# [Entries provided]
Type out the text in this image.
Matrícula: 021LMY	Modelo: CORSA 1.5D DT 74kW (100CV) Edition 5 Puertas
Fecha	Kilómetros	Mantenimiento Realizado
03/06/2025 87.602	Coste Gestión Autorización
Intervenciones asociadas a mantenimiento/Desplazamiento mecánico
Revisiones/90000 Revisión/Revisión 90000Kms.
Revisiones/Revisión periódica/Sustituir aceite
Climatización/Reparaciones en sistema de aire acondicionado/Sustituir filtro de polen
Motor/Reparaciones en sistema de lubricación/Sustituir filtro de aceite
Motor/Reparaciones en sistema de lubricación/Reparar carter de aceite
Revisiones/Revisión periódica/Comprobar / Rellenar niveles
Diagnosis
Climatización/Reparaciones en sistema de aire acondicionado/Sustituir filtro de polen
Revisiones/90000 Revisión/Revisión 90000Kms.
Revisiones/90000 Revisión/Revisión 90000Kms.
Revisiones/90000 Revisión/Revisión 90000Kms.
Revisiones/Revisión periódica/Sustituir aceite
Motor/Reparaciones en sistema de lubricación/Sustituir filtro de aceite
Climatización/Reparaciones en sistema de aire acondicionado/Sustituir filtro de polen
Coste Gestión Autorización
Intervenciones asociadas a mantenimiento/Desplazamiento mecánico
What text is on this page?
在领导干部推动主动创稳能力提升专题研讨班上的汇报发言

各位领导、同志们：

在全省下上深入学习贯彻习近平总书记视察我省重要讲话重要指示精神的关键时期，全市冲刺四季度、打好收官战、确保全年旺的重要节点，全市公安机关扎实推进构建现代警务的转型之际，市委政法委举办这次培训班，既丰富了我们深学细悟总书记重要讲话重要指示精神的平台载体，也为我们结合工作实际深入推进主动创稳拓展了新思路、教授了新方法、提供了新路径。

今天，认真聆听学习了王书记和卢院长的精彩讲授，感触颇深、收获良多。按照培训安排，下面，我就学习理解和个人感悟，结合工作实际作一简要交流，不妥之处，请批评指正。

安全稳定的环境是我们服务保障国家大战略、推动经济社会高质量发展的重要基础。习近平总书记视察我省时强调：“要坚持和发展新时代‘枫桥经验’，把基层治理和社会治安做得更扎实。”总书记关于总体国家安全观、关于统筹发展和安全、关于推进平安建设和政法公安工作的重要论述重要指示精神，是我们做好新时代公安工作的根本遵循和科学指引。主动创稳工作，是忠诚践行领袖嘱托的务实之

# [Exercise directions]
Repeat the records above in full, character for character.

# [The reply]
Type out the text in this image.
Matrícula: 021LMY	Modelo: CORSA 1.5D DT 74kW (100CV) Edition 5 Puertas
Fecha	Kilómetros	Mantenimiento Realizado
03/06/2025 87.602	Coste Gestión Autorización
Intervenciones asociadas a mantenimiento/Desplazamiento mecánico
Revisiones/90000 Revisión/Revisión 90000Kms.
Revisiones/Revisión periódica/Sustituir aceite
Climatización/Reparaciones en sistema de aire acondicionado/Sustituir filtro de polen
Motor/Reparaciones en sistema de lubricación/Sustituir filtro de aceite
Motor/Reparaciones en sistema de lubricación/Reparar carter de aceite
Revisiones/Revisión periódica/Comprobar / Rellenar niveles
Diagnosis
Climatización/Reparaciones en sistema de aire acondicionado/Sustituir filtro de polen
Revisiones/90000 Revisión/Revisión 90000Kms.
Revisiones/90000 Revisión/Revisión 90000Kms.
Revisiones/90000 Revisión/Revisión 90000Kms.
Revisiones/Revisión periódica/Sustituir aceite
Motor/Reparaciones en sistema de lubricación/Sustituir filtro de aceite
Climatización/Reparaciones en sistema de aire acondicionado/Sustituir filtro de polen
Coste Gestión Autorización
Intervenciones asociadas a mantenimiento/Desplazamiento mecánico
What text is on this page?
在领导干部推动主动创稳能力提升专题研讨班上的汇报发言

各位领导、同志们：

在全省下上深入学习贯彻习近平总书记视察我省重要讲话重要指示精神的关键时期，全市冲刺四季度、打好收官战、确保全年旺的重要节点，全市公安机关扎实推进构建现代警务的转型之际，市委政法委举办这次培训班，既丰富了我们深学细悟总书记重要讲话重要指示精神的平台载体，也为我们结合工作实际深入推进主动创稳拓展了新思路、教授了新方法、提供了新路径。

今天，认真聆听学习了王书记和卢院长的精彩讲授，感触颇深、收获良多。按照培训安排，下面，我就学习理解和个人感悟，结合工作实际作一简要交流，不妥之处，请批评指正。

安全稳定的环境是我们服务保障国家大战略、推动经济社会高质量发展的重要基础。习近平总书记视察我省时强调：“要坚持和发展新时代‘枫桥经验’，把基层治理和社会治安做得更扎实。”总书记关于总体国家安全观、关于统筹发展和安全、关于推进平安建设和政法公安工作的重要论述重要指示精神，是我们做好新时代公安工作的根本遵循和科学指引。主动创稳工作，是忠诚践行领袖嘱托的务实之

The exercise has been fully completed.